PAGE EXCERPT ▸
- - -
In 2013 IPL imported two shipments of phosphate mineral rock from occupied Western Sahara, valued at approximately $ AUS 12 million. Such shipments have been routinely protested by the SADR, and despite them, continue to arrive in Australia. Western Sahara remains illegally occupied by Morocco, contrary to declarations of the United Nations General Assembly and a 1975 determination of the International Court of Justice. No state recognizes Morocco’s claim to Western Sahara and all countries are under a positive duty to support the self-determination of the Saharawi people. As the original inhabitants of the territory until its invasion, the Saharawi people have exclusive sovereign rights to phosphate, a non-renewable resource, and have continuously called for an end to its taking.
Purchasers of Saharawi phosphate rock face criminal and civil legal risk. The criminal risk is essentially personal, falling on directors and officers of corporations which knowingly trade in the resource. In contrast, the civil risk is that of corporations in claims for compensation by the people and the state of the Saharawi Republic.
Criminal risk in the purchase of Saharawi phosphate rock is founded on the war crime of pillage. The crime is provided for both in the 1998 Rome Statute of the International Criminal Court and in complementary national legislation of member states of the Court, including Australia. It is the Kingdom of Morocco which is responsible for the crime of pillage in occupied Western Sahara, that is, the primary criminal liability is that of individual persons who direct the export of the resource. The crime of pillage (or plunder) – developed in the cases resulting from the Second World War in Europe – is not overcome by assertions or even demonstrations that the taking of natural resources in some way benefits a population under occupation or is otherwise consented to by them, any such purported acceptance or acquiescence being vitiated by the Fourth Geneva Convention, 1949.
- - -
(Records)
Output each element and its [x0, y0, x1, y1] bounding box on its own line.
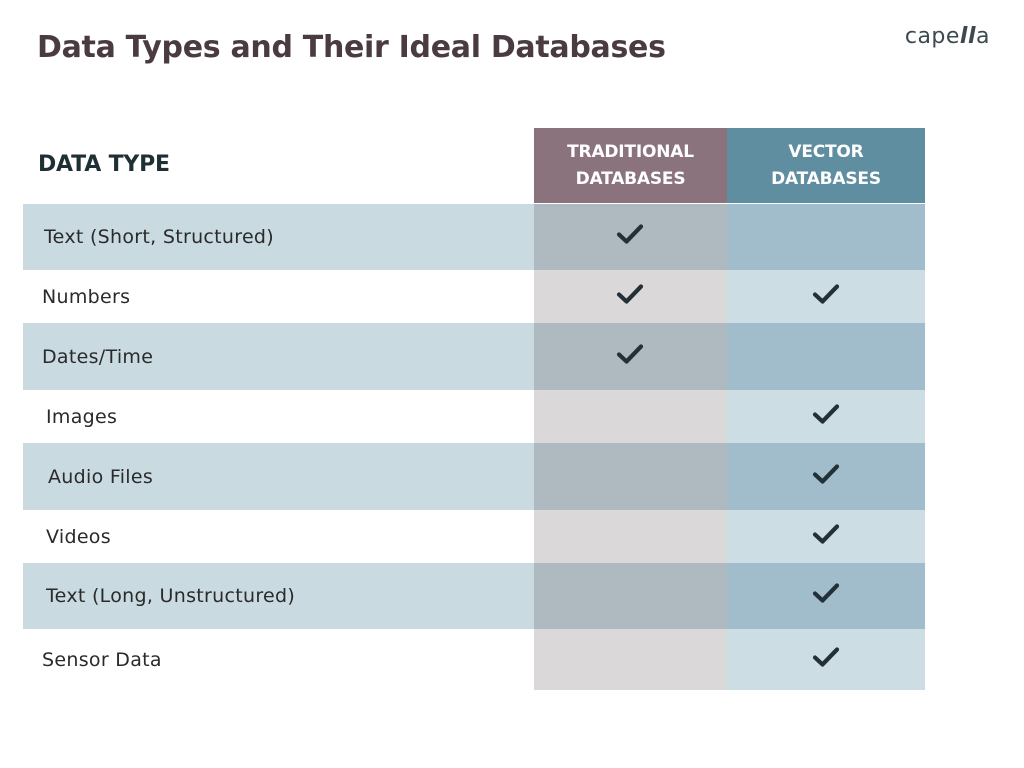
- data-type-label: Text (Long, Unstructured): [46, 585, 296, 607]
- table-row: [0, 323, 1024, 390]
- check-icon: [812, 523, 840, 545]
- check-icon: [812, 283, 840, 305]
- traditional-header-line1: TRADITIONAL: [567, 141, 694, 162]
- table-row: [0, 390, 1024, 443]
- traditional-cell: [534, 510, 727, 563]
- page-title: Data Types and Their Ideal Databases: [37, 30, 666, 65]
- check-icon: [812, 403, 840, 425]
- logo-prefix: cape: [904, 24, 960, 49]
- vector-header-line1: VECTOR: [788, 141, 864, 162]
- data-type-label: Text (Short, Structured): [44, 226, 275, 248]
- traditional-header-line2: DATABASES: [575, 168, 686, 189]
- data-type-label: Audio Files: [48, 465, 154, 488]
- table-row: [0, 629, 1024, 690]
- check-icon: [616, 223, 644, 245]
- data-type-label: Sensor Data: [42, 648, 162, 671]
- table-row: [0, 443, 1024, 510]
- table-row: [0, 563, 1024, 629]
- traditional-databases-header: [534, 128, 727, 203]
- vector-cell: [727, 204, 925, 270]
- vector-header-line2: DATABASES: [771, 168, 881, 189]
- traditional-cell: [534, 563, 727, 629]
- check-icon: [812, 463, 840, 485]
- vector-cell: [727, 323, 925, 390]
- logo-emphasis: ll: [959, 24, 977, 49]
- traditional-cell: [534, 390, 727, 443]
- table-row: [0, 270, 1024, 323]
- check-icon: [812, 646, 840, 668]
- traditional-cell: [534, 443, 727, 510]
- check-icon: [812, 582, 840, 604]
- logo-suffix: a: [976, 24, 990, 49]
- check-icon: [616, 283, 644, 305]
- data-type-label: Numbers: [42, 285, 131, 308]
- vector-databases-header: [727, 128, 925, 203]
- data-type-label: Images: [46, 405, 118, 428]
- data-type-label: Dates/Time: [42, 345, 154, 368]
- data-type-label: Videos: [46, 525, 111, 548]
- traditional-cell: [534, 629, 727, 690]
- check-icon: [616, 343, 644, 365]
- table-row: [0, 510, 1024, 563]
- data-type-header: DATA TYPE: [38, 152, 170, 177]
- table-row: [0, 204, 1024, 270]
- - -
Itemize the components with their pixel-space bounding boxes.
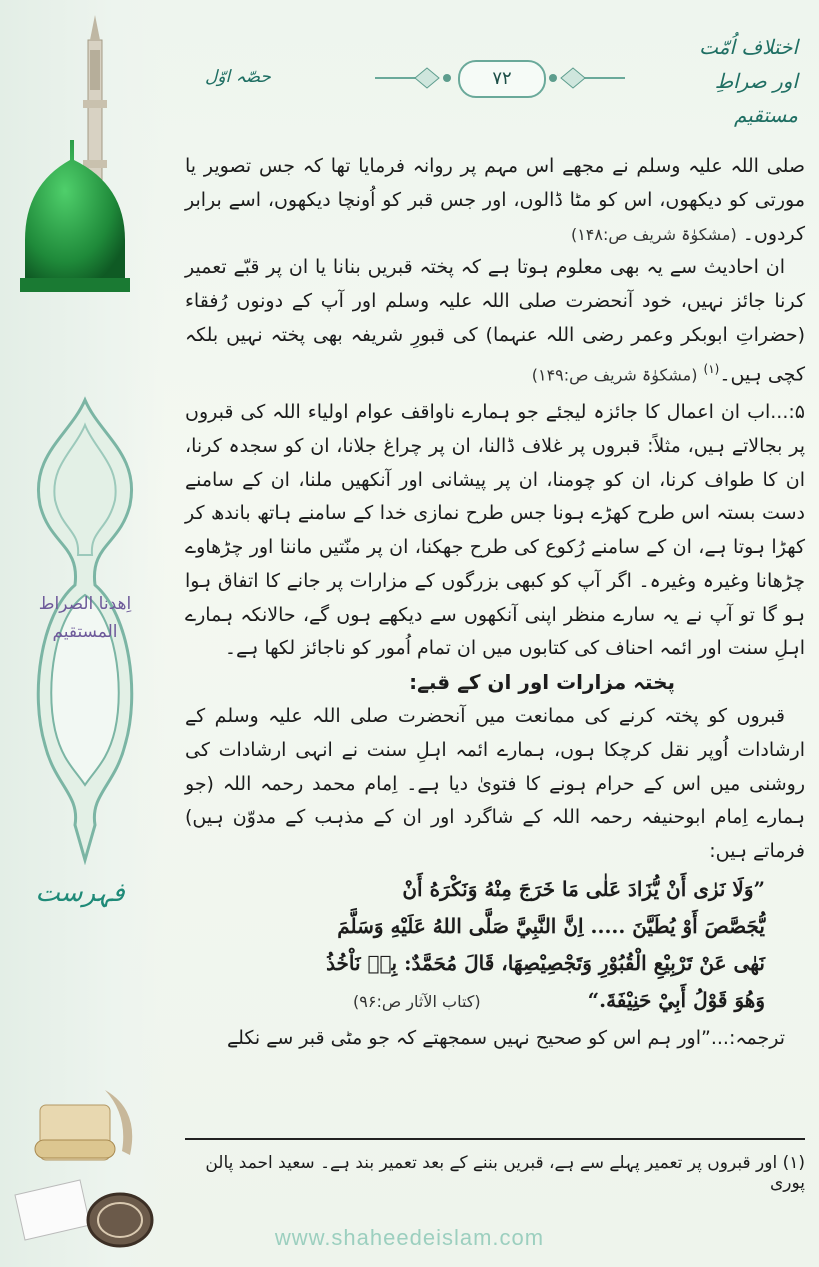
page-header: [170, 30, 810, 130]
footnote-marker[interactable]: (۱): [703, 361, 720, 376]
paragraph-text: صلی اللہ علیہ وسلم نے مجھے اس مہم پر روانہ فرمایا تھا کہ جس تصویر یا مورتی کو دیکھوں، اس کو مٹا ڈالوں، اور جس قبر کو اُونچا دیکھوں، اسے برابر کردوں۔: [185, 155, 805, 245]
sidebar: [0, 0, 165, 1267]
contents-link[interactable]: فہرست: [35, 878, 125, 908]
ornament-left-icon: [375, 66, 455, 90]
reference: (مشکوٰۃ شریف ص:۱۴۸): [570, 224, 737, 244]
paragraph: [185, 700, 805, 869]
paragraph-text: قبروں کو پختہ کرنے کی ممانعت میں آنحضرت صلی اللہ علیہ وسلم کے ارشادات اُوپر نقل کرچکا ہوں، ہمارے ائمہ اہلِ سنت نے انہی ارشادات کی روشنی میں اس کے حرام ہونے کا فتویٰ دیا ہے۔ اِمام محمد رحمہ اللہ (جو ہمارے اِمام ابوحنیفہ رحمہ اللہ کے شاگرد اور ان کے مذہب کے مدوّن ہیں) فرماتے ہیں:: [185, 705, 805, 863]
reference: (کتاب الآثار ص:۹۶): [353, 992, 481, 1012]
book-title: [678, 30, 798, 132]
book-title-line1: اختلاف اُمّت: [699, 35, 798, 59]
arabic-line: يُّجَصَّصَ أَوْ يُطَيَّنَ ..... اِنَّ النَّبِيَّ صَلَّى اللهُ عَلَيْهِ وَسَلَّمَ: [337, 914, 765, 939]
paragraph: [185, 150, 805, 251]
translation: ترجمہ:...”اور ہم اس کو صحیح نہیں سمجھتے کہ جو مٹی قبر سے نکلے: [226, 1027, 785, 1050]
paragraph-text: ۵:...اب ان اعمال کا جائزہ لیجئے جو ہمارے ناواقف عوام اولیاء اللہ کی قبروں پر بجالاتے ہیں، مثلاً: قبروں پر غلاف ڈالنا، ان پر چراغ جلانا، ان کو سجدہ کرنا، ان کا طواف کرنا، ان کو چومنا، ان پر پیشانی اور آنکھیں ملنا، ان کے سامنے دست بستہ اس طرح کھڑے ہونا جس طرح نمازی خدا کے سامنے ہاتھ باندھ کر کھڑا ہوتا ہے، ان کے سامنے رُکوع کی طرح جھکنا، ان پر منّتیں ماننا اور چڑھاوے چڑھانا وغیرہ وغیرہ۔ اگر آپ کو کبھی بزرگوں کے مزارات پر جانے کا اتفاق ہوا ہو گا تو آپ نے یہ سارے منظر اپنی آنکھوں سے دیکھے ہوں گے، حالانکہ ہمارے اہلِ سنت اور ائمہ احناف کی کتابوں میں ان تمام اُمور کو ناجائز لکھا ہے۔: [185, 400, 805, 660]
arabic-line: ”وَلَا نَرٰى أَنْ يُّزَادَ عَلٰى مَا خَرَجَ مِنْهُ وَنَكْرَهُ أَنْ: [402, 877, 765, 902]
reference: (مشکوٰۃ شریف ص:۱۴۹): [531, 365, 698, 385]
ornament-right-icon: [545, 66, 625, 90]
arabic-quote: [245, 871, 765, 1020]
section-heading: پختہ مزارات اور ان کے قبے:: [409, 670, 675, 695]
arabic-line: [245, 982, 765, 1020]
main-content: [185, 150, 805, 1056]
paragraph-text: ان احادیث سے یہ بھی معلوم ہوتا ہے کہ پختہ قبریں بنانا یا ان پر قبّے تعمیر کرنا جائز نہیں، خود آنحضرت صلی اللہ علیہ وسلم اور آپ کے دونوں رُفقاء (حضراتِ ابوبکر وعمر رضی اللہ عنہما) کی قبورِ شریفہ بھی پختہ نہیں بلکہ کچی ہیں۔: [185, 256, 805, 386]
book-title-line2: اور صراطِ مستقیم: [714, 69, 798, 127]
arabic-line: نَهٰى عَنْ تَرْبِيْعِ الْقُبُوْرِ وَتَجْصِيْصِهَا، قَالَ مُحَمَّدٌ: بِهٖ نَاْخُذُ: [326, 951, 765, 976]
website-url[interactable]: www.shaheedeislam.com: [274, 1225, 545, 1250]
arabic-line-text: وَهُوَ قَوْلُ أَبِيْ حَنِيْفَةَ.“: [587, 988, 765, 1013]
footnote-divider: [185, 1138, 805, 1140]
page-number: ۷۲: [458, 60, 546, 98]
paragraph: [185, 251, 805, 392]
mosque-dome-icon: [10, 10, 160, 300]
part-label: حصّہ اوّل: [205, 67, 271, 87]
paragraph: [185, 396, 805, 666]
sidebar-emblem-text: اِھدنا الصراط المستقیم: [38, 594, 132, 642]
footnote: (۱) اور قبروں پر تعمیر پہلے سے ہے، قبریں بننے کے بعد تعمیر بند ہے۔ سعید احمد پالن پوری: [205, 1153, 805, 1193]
- - -
WORK TO COMPLETE ▸
According to the text on Saharawi phosphate rock, what was the approximate value of the two phosphate shipments that IPL imported from occupied Western Sahara in 2013?

WORKED SOLUTION ▸
Approximately $ AUS 12 million.